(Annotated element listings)
+ + + + +

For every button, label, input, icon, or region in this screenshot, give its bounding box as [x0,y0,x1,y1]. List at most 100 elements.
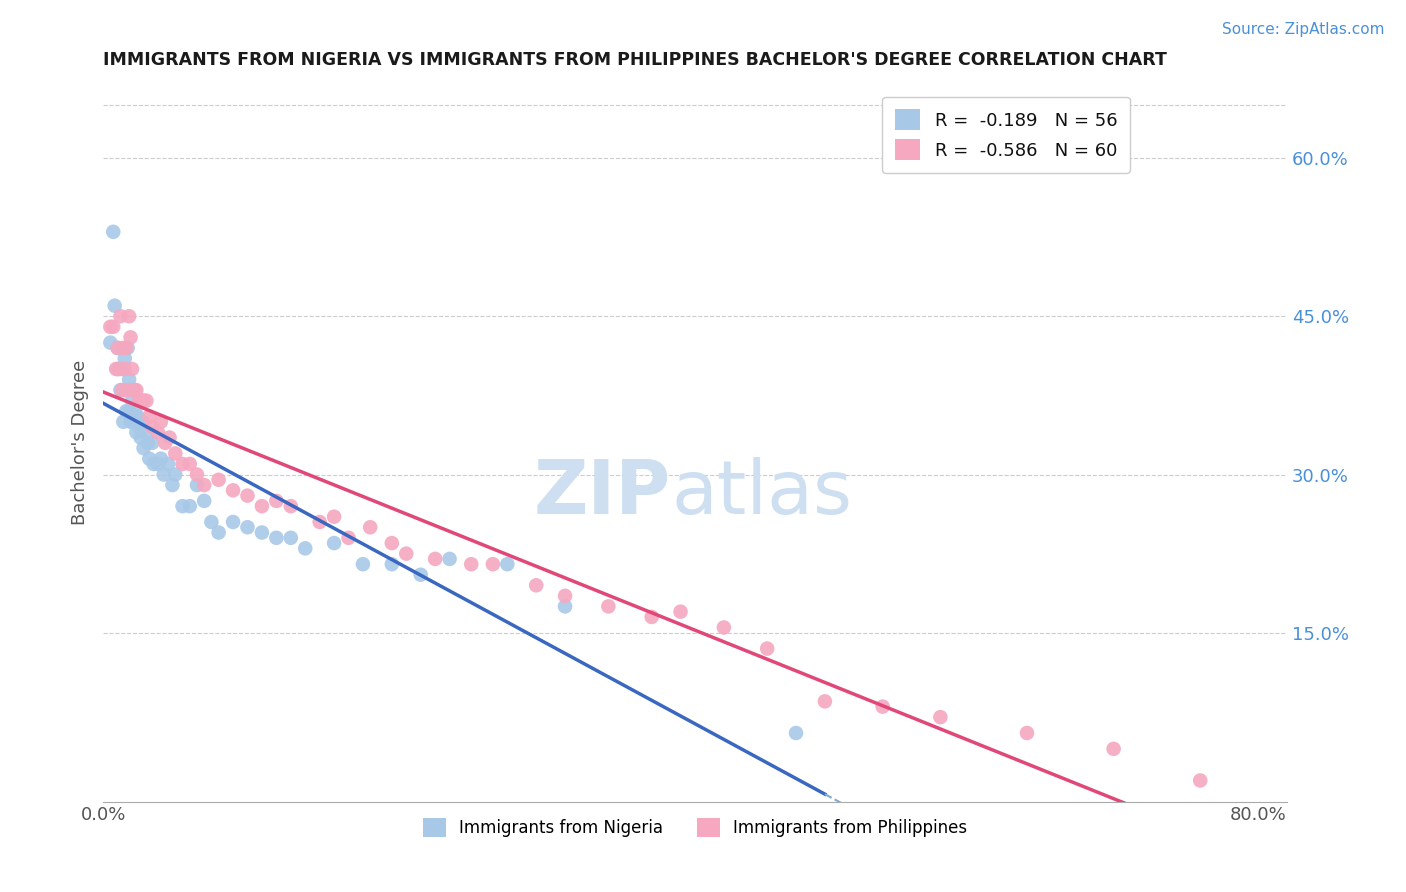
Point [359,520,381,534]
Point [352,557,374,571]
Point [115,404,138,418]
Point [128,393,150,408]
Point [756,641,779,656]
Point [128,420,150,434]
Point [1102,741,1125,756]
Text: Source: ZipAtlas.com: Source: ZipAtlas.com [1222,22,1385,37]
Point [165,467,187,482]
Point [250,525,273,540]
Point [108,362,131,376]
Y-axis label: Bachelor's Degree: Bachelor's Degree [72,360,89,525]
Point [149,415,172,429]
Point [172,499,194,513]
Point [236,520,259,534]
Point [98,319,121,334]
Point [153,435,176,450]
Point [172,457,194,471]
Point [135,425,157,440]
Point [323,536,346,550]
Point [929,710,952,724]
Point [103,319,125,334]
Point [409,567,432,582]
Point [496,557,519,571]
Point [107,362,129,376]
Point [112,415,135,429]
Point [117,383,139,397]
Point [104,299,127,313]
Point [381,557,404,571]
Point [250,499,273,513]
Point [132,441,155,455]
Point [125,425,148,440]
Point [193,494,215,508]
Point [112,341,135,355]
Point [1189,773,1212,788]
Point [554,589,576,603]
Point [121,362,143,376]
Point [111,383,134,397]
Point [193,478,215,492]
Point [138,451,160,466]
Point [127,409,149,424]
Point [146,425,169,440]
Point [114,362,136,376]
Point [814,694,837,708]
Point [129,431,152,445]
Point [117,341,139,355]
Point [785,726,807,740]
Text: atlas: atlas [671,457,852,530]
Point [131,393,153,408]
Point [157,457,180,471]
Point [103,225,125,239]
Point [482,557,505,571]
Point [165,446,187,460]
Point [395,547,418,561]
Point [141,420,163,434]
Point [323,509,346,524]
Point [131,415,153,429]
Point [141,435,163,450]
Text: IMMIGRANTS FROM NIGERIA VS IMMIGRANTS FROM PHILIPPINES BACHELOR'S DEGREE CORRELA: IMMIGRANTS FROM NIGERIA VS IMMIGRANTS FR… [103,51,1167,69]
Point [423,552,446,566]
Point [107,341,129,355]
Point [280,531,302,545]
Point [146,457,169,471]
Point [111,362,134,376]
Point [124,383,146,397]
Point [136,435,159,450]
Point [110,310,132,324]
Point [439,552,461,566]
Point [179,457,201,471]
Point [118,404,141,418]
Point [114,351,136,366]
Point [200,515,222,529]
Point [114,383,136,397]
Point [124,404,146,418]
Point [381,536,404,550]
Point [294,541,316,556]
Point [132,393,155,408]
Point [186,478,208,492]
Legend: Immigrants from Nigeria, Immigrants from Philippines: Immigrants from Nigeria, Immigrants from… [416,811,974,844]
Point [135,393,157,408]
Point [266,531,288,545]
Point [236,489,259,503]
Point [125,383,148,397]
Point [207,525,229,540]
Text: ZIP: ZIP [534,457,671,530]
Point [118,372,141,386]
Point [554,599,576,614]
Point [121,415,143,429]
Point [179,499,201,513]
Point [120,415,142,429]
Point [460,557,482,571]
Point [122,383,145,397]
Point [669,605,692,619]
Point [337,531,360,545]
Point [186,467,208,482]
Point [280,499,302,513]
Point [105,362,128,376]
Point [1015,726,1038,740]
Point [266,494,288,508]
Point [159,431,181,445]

+ + + + +

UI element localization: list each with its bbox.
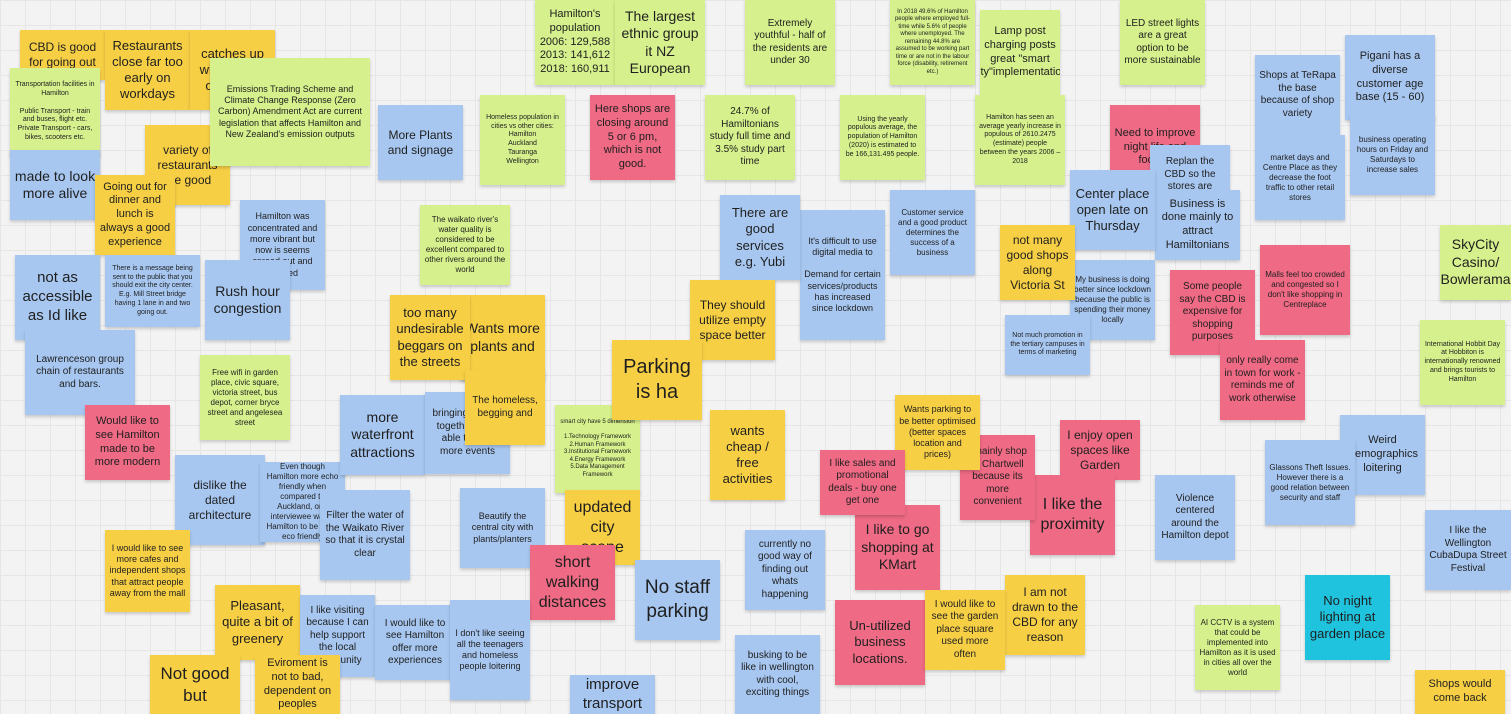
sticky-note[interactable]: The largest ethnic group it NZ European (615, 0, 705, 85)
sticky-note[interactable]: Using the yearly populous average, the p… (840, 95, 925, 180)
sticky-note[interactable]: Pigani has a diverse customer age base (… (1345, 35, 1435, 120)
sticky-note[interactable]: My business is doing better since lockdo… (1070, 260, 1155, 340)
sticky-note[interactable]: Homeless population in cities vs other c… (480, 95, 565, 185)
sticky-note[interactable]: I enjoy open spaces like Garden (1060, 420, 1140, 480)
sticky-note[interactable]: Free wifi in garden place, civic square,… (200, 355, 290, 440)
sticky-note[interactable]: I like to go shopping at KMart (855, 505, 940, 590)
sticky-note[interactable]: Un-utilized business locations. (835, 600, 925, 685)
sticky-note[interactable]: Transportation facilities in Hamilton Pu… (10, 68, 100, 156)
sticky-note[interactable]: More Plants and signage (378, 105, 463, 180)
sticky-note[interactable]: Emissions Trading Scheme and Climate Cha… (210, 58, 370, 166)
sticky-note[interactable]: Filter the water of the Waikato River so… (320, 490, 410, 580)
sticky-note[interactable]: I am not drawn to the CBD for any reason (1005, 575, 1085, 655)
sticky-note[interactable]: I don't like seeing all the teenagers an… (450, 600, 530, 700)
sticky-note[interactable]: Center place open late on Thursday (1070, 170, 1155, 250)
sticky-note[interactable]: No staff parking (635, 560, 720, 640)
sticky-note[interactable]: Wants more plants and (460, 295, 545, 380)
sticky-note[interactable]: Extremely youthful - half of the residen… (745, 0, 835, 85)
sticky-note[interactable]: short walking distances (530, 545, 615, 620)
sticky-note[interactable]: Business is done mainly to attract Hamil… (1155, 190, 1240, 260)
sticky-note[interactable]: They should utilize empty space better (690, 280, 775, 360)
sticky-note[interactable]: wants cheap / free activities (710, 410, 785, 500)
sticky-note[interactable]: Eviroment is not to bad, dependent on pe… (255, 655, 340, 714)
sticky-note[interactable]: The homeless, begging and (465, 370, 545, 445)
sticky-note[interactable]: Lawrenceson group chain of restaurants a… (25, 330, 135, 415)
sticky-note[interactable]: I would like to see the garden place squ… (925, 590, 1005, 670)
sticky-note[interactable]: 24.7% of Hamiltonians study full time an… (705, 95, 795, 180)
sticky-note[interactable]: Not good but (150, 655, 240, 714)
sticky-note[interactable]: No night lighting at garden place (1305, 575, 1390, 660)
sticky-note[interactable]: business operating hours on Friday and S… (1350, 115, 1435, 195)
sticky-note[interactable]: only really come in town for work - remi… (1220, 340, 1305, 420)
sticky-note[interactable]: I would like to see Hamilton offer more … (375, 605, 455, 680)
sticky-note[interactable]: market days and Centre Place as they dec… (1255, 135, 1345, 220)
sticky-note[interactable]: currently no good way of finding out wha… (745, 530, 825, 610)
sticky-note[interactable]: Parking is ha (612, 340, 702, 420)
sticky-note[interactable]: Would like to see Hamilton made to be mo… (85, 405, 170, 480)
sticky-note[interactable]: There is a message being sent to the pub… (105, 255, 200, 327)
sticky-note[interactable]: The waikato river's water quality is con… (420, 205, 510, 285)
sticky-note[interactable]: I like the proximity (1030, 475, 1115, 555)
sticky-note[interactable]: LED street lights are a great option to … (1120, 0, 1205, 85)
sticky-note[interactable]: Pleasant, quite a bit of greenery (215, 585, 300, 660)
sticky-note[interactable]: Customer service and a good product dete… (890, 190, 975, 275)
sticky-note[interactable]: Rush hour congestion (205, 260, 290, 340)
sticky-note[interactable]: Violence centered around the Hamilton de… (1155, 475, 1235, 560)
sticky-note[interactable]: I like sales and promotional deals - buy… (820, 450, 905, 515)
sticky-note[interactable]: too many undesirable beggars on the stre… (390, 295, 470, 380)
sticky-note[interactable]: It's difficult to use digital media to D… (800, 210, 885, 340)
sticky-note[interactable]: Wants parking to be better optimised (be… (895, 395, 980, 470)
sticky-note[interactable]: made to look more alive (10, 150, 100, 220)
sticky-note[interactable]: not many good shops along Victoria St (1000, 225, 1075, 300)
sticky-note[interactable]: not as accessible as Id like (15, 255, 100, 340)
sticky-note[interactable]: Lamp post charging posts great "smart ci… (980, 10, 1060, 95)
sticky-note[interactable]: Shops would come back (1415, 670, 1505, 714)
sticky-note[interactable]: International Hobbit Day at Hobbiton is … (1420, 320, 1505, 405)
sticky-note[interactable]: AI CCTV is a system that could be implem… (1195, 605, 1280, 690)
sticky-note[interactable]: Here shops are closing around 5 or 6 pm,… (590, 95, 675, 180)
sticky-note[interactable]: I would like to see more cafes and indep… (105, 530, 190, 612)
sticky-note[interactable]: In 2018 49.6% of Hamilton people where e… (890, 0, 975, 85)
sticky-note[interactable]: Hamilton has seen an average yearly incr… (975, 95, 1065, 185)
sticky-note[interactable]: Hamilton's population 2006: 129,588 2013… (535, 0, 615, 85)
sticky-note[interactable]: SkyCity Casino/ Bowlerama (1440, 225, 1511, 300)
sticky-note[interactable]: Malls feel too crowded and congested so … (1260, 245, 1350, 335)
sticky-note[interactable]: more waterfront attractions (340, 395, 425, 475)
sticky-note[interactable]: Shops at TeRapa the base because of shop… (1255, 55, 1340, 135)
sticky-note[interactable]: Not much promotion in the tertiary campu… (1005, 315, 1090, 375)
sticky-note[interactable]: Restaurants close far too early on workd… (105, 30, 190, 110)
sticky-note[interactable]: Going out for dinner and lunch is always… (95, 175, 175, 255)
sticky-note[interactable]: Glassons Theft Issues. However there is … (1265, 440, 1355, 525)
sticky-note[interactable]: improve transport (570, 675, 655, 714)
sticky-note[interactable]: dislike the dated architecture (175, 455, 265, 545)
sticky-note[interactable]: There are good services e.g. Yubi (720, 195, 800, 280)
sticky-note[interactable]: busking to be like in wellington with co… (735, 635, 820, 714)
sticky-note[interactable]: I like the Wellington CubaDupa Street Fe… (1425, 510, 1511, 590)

+ + + + +

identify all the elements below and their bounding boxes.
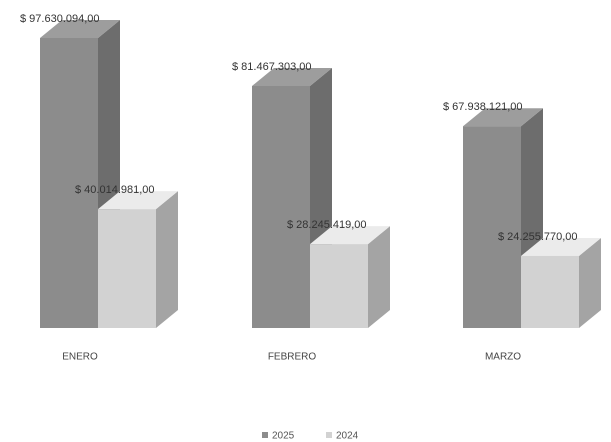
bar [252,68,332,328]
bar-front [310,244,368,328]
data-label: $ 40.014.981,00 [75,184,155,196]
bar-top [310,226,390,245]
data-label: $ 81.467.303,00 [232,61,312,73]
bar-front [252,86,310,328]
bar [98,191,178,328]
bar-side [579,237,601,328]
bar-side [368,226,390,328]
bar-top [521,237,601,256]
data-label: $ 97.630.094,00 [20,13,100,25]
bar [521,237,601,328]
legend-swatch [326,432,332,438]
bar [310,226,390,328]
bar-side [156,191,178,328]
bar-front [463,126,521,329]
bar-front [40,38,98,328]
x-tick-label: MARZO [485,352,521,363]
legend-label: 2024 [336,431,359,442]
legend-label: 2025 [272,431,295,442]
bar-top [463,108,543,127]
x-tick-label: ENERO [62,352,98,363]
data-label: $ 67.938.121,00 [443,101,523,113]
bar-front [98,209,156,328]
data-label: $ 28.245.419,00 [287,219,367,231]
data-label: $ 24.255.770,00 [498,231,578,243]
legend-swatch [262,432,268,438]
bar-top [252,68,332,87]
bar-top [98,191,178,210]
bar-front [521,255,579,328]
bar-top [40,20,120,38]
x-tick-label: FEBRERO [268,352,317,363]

+ + + + +

STATED GOAL:
Please express the lines from the one containing "bar [252,68,332,328]" through the one containing "bar-top [521,237,601,256]" as a Markdown table with the columns Row and Line. Number each line in Row, put its text in Line, and leave out any blank lines.

EXERCISE ANSWER:
| Row | Line |
|---|---|
| 1 | bar [252,68,332,328] |
| 2 | bar-front [310,244,368,328] |
| 3 | data-label: $ 40.014.981,00 [75,184,155,196] |
| 4 | bar-top [310,226,390,245] |
| 5 | data-label: $ 81.467.303,00 [232,61,312,73] |
| 6 | bar-front [252,86,310,328] |
| 7 | bar [98,191,178,328] |
| 8 | bar-side [579,237,601,328] |
| 9 | bar-side [368,226,390,328] |
| 10 | bar-top [521,237,601,256] |